- _DIRECTIVE_: Retype all of the data exactly as given.

START

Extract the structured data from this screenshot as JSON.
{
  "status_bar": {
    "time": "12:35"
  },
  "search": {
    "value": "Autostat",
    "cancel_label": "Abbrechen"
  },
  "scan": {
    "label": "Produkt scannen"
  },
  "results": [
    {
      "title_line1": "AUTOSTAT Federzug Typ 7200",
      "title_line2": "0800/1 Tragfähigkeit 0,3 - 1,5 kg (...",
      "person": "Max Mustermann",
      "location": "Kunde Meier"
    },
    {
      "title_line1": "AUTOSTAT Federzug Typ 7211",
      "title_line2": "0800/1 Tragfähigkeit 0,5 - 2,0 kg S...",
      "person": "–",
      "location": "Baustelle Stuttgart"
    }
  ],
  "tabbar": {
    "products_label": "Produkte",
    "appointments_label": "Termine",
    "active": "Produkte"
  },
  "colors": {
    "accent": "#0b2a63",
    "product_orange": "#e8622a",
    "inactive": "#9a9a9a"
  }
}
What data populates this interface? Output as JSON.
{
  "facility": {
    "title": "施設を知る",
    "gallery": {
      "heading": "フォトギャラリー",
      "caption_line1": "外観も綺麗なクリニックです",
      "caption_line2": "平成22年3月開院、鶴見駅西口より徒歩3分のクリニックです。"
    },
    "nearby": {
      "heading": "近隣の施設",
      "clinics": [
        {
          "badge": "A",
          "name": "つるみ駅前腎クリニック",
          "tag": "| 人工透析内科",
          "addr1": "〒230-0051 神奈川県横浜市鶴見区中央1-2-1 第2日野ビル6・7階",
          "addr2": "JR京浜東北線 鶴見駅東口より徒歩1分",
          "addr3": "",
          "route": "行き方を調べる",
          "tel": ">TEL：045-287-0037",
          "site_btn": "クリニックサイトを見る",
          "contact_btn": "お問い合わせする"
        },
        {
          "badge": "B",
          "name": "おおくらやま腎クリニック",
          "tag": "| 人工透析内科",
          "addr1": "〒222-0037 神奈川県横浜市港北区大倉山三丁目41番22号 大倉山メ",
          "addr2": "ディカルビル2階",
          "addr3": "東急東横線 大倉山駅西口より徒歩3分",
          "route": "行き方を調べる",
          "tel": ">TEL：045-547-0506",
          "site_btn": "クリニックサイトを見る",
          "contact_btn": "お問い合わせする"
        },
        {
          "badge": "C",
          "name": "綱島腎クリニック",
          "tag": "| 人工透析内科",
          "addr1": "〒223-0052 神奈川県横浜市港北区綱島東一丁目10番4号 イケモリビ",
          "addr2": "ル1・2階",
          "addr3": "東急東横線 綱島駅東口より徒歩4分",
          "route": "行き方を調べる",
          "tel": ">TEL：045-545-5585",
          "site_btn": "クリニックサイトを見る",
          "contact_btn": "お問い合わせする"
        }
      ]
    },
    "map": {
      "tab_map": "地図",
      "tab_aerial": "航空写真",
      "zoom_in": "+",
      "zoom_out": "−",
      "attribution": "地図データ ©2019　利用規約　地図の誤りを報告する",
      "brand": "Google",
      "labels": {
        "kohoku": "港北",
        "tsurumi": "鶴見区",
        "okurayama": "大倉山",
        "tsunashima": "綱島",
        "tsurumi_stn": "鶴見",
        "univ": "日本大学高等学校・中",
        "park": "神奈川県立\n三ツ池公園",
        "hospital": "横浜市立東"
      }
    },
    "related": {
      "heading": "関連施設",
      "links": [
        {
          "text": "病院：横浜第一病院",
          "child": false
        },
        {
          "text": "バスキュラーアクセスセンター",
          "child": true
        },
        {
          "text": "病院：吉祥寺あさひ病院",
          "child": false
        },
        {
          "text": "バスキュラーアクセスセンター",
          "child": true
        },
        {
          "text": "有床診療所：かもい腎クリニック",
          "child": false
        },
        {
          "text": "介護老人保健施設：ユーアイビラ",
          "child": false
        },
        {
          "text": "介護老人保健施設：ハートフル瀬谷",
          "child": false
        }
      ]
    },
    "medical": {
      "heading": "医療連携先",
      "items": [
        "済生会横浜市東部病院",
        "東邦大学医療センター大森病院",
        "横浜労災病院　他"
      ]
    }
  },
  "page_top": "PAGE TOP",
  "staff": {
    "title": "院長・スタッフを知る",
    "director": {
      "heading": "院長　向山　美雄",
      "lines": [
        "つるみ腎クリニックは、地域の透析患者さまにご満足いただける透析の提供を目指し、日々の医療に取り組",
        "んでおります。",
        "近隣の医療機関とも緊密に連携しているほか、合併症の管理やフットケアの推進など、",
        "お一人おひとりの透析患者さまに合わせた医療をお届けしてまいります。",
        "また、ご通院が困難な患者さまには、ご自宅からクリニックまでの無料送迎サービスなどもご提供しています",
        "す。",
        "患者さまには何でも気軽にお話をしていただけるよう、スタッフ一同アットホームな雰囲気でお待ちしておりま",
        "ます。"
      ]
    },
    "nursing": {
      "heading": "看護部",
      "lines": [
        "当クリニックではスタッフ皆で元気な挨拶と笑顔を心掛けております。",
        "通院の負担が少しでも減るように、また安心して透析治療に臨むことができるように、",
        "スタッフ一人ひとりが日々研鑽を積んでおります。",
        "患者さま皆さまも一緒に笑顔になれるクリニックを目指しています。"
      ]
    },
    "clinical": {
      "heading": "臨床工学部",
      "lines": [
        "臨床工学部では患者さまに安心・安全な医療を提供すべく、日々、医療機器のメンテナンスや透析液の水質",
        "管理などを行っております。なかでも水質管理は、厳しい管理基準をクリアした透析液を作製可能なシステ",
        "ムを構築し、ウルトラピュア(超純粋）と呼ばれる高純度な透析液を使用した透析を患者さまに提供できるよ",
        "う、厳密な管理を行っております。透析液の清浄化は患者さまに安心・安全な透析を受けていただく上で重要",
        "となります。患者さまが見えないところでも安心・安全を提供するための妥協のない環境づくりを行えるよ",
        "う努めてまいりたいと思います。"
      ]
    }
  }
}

END

- _COMPLETE RESPONSE_:
Extract the structured data from this screenshot as JSON.
{
  "status_bar": {
    "time": "12:35"
  },
  "search": {
    "value": "Autostat",
    "cancel_label": "Abbrechen"
  },
  "scan": {
    "label": "Produkt scannen"
  },
  "results": [
    {
      "title_line1": "AUTOSTAT Federzug Typ 7200",
      "title_line2": "0800/1 Tragfähigkeit 0,3 - 1,5 kg (...",
      "person": "Max Mustermann",
      "location": "Kunde Meier"
    },
    {
      "title_line1": "AUTOSTAT Federzug Typ 7211",
      "title_line2": "0800/1 Tragfähigkeit 0,5 - 2,0 kg S...",
      "person": "–",
      "location": "Baustelle Stuttgart"
    }
  ],
  "tabbar": {
    "products_label": "Produkte",
    "appointments_label": "Termine",
    "active": "Produkte"
  },
  "colors": {
    "accent": "#0b2a63",
    "product_orange": "#e8622a",
    "inactive": "#9a9a9a"
  }
}
What data populates this interface? Output as JSON.
{
  "facility": {
    "title": "施設を知る",
    "gallery": {
      "heading": "フォトギャラリー",
      "caption_line1": "外観も綺麗なクリニックです",
      "caption_line2": "平成22年3月開院、鶴見駅西口より徒歩3分のクリニックです。"
    },
    "nearby": {
      "heading": "近隣の施設",
      "clinics": [
        {
          "badge": "A",
          "name": "つるみ駅前腎クリニック",
          "tag": "| 人工透析内科",
          "addr1": "〒230-0051 神奈川県横浜市鶴見区中央1-2-1 第2日野ビル6・7階",
          "addr2": "JR京浜東北線 鶴見駅東口より徒歩1分",
          "addr3": "",
          "route": "行き方を調べる",
          "tel": ">TEL：045-287-0037",
          "site_btn": "クリニックサイトを見る",
          "contact_btn": "お問い合わせする"
        },
        {
          "badge": "B",
          "name": "おおくらやま腎クリニック",
          "tag": "| 人工透析内科",
          "addr1": "〒222-0037 神奈川県横浜市港北区大倉山三丁目41番22号 大倉山メ",
          "addr2": "ディカルビル2階",
          "addr3": "東急東横線 大倉山駅西口より徒歩3分",
          "route": "行き方を調べる",
          "tel": ">TEL：045-547-0506",
          "site_btn": "クリニックサイトを見る",
          "contact_btn": "お問い合わせする"
        },
        {
          "badge": "C",
          "name": "綱島腎クリニック",
          "tag": "| 人工透析内科",
          "addr1": "〒223-0052 神奈川県横浜市港北区綱島東一丁目10番4号 イケモリビ",
          "addr2": "ル1・2階",
          "addr3": "東急東横線 綱島駅東口より徒歩4分",
          "route": "行き方を調べる",
          "tel": ">TEL：045-545-5585",
          "site_btn": "クリニックサイトを見る",
          "contact_btn": "お問い合わせする"
        }
      ]
    },
    "map": {
      "tab_map": "地図",
      "tab_aerial": "航空写真",
      "zoom_in": "+",
      "zoom_out": "−",
      "attribution": "地図データ ©2019　利用規約　地図の誤りを報告する",
      "brand": "Google",
      "labels": {
        "kohoku": "港北",
        "tsurumi": "鶴見区",
        "okurayama": "大倉山",
        "tsunashima": "綱島",
        "tsurumi_stn": "鶴見",
        "univ": "日本大学高等学校・中",
        "park": "神奈川県立\n三ツ池公園",
        "hospital": "横浜市立東"
      }
    },
    "related": {
      "heading": "関連施設",
      "links": [
        {
          "text": "病院：横浜第一病院",
          "child": false
        },
        {
          "text": "バスキュラーアクセスセンター",
          "child": true
        },
        {
          "text": "病院：吉祥寺あさひ病院",
          "child": false
        },
        {
          "text": "バスキュラーアクセスセンター",
          "child": true
        },
        {
          "text": "有床診療所：かもい腎クリニック",
          "child": false
        },
        {
          "text": "介護老人保健施設：ユーアイビラ",
          "child": false
        },
        {
          "text": "介護老人保健施設：ハートフル瀬谷",
          "child": false
        }
      ]
    },
    "medical": {
      "heading": "医療連携先",
      "items": [
        "済生会横浜市東部病院",
        "東邦大学医療センター大森病院",
        "横浜労災病院　他"
      ]
    }
  },
  "page_top": "PAGE TOP",
  "staff": {
    "title": "院長・スタッフを知る",
    "director": {
      "heading": "院長　向山　美雄",
      "lines": [
        "つるみ腎クリニックは、地域の透析患者さまにご満足いただける透析の提供を目指し、日々の医療に取り組",
        "んでおります。",
        "近隣の医療機関とも緊密に連携しているほか、合併症の管理やフットケアの推進など、",
        "お一人おひとりの透析患者さまに合わせた医療をお届けしてまいります。",
        "また、ご通院が困難な患者さまには、ご自宅からクリニックまでの無料送迎サービスなどもご提供しています",
        "す。",
        "患者さまには何でも気軽にお話をしていただけるよう、スタッフ一同アットホームな雰囲気でお待ちしておりま",
        "ます。"
      ]
    },
    "nursing": {
      "heading": "看護部",
      "lines": [
        "当クリニックではスタッフ皆で元気な挨拶と笑顔を心掛けております。",
        "通院の負担が少しでも減るように、また安心して透析治療に臨むことができるように、",
        "スタッフ一人ひとりが日々研鑽を積んでおります。",
        "患者さま皆さまも一緒に笑顔になれるクリニックを目指しています。"
      ]
    },
    "clinical": {
      "heading": "臨床工学部",
      "lines": [
        "臨床工学部では患者さまに安心・安全な医療を提供すべく、日々、医療機器のメンテナンスや透析液の水質",
        "管理などを行っております。なかでも水質管理は、厳しい管理基準をクリアした透析液を作製可能なシステ",
        "ムを構築し、ウルトラピュア(超純粋）と呼ばれる高純度な透析液を使用した透析を患者さまに提供できるよ",
        "う、厳密な管理を行っております。透析液の清浄化は患者さまに安心・安全な透析を受けていただく上で重要",
        "となります。患者さまが見えないところでも安心・安全を提供するための妥協のない環境づくりを行えるよ",
        "う努めてまいりたいと思います。"
      ]
    }
  }
}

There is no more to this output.